§ Objective
Give every entry again, word for word.

§ Stored data
------------------------

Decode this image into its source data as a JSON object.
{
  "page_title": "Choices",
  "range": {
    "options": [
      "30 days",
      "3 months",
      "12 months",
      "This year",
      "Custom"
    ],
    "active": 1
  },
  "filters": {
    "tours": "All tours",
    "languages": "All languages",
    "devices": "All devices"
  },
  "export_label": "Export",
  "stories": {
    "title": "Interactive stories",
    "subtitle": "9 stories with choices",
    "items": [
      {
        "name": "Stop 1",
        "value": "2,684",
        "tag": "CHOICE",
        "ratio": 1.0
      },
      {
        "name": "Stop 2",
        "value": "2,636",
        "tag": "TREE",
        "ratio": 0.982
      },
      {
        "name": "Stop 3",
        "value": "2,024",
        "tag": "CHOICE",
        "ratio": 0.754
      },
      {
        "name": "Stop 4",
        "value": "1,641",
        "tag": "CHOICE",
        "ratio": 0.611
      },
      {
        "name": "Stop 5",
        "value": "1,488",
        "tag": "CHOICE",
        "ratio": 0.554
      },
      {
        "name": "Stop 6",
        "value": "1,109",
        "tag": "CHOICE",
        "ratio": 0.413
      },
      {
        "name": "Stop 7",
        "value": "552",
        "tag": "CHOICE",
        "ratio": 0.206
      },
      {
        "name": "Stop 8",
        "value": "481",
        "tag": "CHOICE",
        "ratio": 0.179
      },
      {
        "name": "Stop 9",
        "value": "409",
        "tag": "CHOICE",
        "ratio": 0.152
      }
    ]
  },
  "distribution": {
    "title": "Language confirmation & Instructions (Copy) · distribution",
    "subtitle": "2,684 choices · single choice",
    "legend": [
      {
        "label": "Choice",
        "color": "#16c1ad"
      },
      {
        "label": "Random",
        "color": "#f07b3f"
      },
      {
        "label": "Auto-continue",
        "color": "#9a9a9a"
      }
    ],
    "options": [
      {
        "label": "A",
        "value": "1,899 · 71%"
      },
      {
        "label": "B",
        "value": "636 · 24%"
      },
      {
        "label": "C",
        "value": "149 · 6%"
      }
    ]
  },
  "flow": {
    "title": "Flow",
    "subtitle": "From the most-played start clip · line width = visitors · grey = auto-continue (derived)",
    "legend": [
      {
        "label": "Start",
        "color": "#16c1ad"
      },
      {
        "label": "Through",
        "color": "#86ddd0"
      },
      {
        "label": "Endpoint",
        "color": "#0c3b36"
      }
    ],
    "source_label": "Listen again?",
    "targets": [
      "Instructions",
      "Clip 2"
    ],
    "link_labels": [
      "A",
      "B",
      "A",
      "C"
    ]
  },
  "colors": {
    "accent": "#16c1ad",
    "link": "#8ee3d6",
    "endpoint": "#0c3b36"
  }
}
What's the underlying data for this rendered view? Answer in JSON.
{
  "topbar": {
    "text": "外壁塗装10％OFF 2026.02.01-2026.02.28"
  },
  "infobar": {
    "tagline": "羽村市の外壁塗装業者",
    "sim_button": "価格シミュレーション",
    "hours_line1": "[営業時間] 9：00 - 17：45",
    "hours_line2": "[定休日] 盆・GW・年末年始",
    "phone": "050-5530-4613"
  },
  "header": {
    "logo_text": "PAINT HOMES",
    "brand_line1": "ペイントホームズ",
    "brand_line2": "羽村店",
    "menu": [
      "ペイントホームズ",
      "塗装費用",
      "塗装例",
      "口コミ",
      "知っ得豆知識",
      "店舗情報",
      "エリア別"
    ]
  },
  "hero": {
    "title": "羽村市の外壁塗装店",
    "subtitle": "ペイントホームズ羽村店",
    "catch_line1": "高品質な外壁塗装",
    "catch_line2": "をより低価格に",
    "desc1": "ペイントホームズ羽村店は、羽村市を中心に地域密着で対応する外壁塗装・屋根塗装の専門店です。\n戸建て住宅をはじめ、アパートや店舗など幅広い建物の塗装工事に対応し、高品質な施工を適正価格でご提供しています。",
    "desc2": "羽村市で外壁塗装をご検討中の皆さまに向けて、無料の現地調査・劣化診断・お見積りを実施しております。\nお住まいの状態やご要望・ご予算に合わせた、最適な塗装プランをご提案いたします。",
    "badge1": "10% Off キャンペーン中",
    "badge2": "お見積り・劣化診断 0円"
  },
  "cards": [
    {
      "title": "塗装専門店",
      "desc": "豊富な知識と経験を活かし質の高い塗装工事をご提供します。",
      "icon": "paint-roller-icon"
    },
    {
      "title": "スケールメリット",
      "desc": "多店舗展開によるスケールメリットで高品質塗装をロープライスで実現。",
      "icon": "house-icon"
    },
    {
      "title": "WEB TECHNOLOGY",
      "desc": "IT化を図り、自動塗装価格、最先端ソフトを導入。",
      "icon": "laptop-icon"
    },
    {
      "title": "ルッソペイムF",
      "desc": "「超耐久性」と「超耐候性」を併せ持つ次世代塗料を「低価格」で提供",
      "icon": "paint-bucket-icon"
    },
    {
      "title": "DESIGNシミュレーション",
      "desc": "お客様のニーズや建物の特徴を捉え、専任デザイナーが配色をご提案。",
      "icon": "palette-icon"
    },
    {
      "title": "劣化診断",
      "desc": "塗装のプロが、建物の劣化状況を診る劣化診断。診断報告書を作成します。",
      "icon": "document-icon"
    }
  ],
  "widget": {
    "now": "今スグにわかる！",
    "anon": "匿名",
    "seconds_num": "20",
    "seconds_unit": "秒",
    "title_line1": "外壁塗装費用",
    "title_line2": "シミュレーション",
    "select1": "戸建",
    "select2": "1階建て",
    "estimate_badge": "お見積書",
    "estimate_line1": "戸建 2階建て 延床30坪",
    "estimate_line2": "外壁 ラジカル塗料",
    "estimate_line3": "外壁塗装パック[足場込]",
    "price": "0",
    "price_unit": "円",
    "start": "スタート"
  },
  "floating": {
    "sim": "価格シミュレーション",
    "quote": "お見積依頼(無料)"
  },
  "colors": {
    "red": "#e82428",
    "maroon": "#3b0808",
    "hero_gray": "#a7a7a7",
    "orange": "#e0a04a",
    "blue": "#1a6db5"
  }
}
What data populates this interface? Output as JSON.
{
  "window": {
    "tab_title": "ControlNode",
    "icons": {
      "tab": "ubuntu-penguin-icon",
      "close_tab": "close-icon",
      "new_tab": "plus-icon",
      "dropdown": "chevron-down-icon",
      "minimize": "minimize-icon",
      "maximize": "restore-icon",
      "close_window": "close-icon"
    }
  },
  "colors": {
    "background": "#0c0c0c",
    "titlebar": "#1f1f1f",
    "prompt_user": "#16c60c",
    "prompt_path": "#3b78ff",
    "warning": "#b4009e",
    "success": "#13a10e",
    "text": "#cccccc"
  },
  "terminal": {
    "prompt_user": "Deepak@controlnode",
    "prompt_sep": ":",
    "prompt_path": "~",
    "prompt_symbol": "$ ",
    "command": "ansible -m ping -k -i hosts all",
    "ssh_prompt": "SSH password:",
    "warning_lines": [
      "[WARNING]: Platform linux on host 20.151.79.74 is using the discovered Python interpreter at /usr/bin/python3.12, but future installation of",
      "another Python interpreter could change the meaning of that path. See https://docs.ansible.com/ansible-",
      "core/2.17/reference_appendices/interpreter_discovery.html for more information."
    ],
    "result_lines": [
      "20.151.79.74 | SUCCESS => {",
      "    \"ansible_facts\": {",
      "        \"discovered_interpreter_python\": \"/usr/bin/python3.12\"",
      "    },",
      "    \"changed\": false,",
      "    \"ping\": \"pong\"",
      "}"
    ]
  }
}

------------------------

§ Exercise result
Decode this image into its source data as a JSON object.
{
  "page_title": "Choices",
  "range": {
    "options": [
      "30 days",
      "3 months",
      "12 months",
      "This year",
      "Custom"
    ],
    "active": 1
  },
  "filters": {
    "tours": "All tours",
    "languages": "All languages",
    "devices": "All devices"
  },
  "export_label": "Export",
  "stories": {
    "title": "Interactive stories",
    "subtitle": "9 stories with choices",
    "items": [
      {
        "name": "Stop 1",
        "value": "2,684",
        "tag": "CHOICE",
        "ratio": 1.0
      },
      {
        "name": "Stop 2",
        "value": "2,636",
        "tag": "TREE",
        "ratio": 0.982
      },
      {
        "name": "Stop 3",
        "value": "2,024",
        "tag": "CHOICE",
        "ratio": 0.754
      },
      {
        "name": "Stop 4",
        "value": "1,641",
        "tag": "CHOICE",
        "ratio": 0.611
      },
      {
        "name": "Stop 5",
        "value": "1,488",
        "tag": "CHOICE",
        "ratio": 0.554
      },
      {
        "name": "Stop 6",
        "value": "1,109",
        "tag": "CHOICE",
        "ratio": 0.413
      },
      {
        "name": "Stop 7",
        "value": "552",
        "tag": "CHOICE",
        "ratio": 0.206
      },
      {
        "name": "Stop 8",
        "value": "481",
        "tag": "CHOICE",
        "ratio": 0.179
      },
      {
        "name": "Stop 9",
        "value": "409",
        "tag": "CHOICE",
        "ratio": 0.152
      }
    ]
  },
  "distribution": {
    "title": "Language confirmation & Instructions (Copy) · distribution",
    "subtitle": "2,684 choices · single choice",
    "legend": [
      {
        "label": "Choice",
        "color": "#16c1ad"
      },
      {
        "label": "Random",
        "color": "#f07b3f"
      },
      {
        "label": "Auto-continue",
        "color": "#9a9a9a"
      }
    ],
    "options": [
      {
        "label": "A",
        "value": "1,899 · 71%"
      },
      {
        "label": "B",
        "value": "636 · 24%"
      },
      {
        "label": "C",
        "value": "149 · 6%"
      }
    ]
  },
  "flow": {
    "title": "Flow",
    "subtitle": "From the most-played start clip · line width = visitors · grey = auto-continue (derived)",
    "legend": [
      {
        "label": "Start",
        "color": "#16c1ad"
      },
      {
        "label": "Through",
        "color": "#86ddd0"
      },
      {
        "label": "Endpoint",
        "color": "#0c3b36"
      }
    ],
    "source_label": "Listen again?",
    "targets": [
      "Instructions",
      "Clip 2"
    ],
    "link_labels": [
      "A",
      "B",
      "A",
      "C"
    ]
  },
  "colors": {
    "accent": "#16c1ad",
    "link": "#8ee3d6",
    "endpoint": "#0c3b36"
  }
}
What's the underlying data for this rendered view? Answer in JSON.
{
  "topbar": {
    "text": "外壁塗装10％OFF 2026.02.01-2026.02.28"
  },
  "infobar": {
    "tagline": "羽村市の外壁塗装業者",
    "sim_button": "価格シミュレーション",
    "hours_line1": "[営業時間] 9：00 - 17：45",
    "hours_line2": "[定休日] 盆・GW・年末年始",
    "phone": "050-5530-4613"
  },
  "header": {
    "logo_text": "PAINT HOMES",
    "brand_line1": "ペイントホームズ",
    "brand_line2": "羽村店",
    "menu": [
      "ペイントホームズ",
      "塗装費用",
      "塗装例",
      "口コミ",
      "知っ得豆知識",
      "店舗情報",
      "エリア別"
    ]
  },
  "hero": {
    "title": "羽村市の外壁塗装店",
    "subtitle": "ペイントホームズ羽村店",
    "catch_line1": "高品質な外壁塗装",
    "catch_line2": "をより低価格に",
    "desc1": "ペイントホームズ羽村店は、羽村市を中心に地域密着で対応する外壁塗装・屋根塗装の専門店です。\n戸建て住宅をはじめ、アパートや店舗など幅広い建物の塗装工事に対応し、高品質な施工を適正価格でご提供しています。",
    "desc2": "羽村市で外壁塗装をご検討中の皆さまに向けて、無料の現地調査・劣化診断・お見積りを実施しております。\nお住まいの状態やご要望・ご予算に合わせた、最適な塗装プランをご提案いたします。",
    "badge1": "10% Off キャンペーン中",
    "badge2": "お見積り・劣化診断 0円"
  },
  "cards": [
    {
      "title": "塗装専門店",
      "desc": "豊富な知識と経験を活かし質の高い塗装工事をご提供します。",
      "icon": "paint-roller-icon"
    },
    {
      "title": "スケールメリット",
      "desc": "多店舗展開によるスケールメリットで高品質塗装をロープライスで実現。",
      "icon": "house-icon"
    },
    {
      "title": "WEB TECHNOLOGY",
      "desc": "IT化を図り、自動塗装価格、最先端ソフトを導入。",
      "icon": "laptop-icon"
    },
    {
      "title": "ルッソペイムF",
      "desc": "「超耐久性」と「超耐候性」を併せ持つ次世代塗料を「低価格」で提供",
      "icon": "paint-bucket-icon"
    },
    {
      "title": "DESIGNシミュレーション",
      "desc": "お客様のニーズや建物の特徴を捉え、専任デザイナーが配色をご提案。",
      "icon": "palette-icon"
    },
    {
      "title": "劣化診断",
      "desc": "塗装のプロが、建物の劣化状況を診る劣化診断。診断報告書を作成します。",
      "icon": "document-icon"
    }
  ],
  "widget": {
    "now": "今スグにわかる！",
    "anon": "匿名",
    "seconds_num": "20",
    "seconds_unit": "秒",
    "title_line1": "外壁塗装費用",
    "title_line2": "シミュレーション",
    "select1": "戸建",
    "select2": "1階建て",
    "estimate_badge": "お見積書",
    "estimate_line1": "戸建 2階建て 延床30坪",
    "estimate_line2": "外壁 ラジカル塗料",
    "estimate_line3": "外壁塗装パック[足場込]",
    "price": "0",
    "price_unit": "円",
    "start": "スタート"
  },
  "floating": {
    "sim": "価格シミュレーション",
    "quote": "お見積依頼(無料)"
  },
  "colors": {
    "red": "#e82428",
    "maroon": "#3b0808",
    "hero_gray": "#a7a7a7",
    "orange": "#e0a04a",
    "blue": "#1a6db5"
  }
}
What data populates this interface? Output as JSON.
{
  "window": {
    "tab_title": "ControlNode",
    "icons": {
      "tab": "ubuntu-penguin-icon",
      "close_tab": "close-icon",
      "new_tab": "plus-icon",
      "dropdown": "chevron-down-icon",
      "minimize": "minimize-icon",
      "maximize": "restore-icon",
      "close_window": "close-icon"
    }
  },
  "colors": {
    "background": "#0c0c0c",
    "titlebar": "#1f1f1f",
    "prompt_user": "#16c60c",
    "prompt_path": "#3b78ff",
    "warning": "#b4009e",
    "success": "#13a10e",
    "text": "#cccccc"
  },
  "terminal": {
    "prompt_user": "Deepak@controlnode",
    "prompt_sep": ":",
    "prompt_path": "~",
    "prompt_symbol": "$ ",
    "command": "ansible -m ping -k -i hosts all",
    "ssh_prompt": "SSH password:",
    "warning_lines": [
      "[WARNING]: Platform linux on host 20.151.79.74 is using the discovered Python interpreter at /usr/bin/python3.12, but future installation of",
      "another Python interpreter could change the meaning of that path. See https://docs.ansible.com/ansible-",
      "core/2.17/reference_appendices/interpreter_discovery.html for more information."
    ],
    "result_lines": [
      "20.151.79.74 | SUCCESS => {",
      "    \"ansible_facts\": {",
      "        \"discovered_interpreter_python\": \"/usr/bin/python3.12\"",
      "    },",
      "    \"changed\": false,",
      "    \"ping\": \"pong\"",
      "}"
    ]
  }
}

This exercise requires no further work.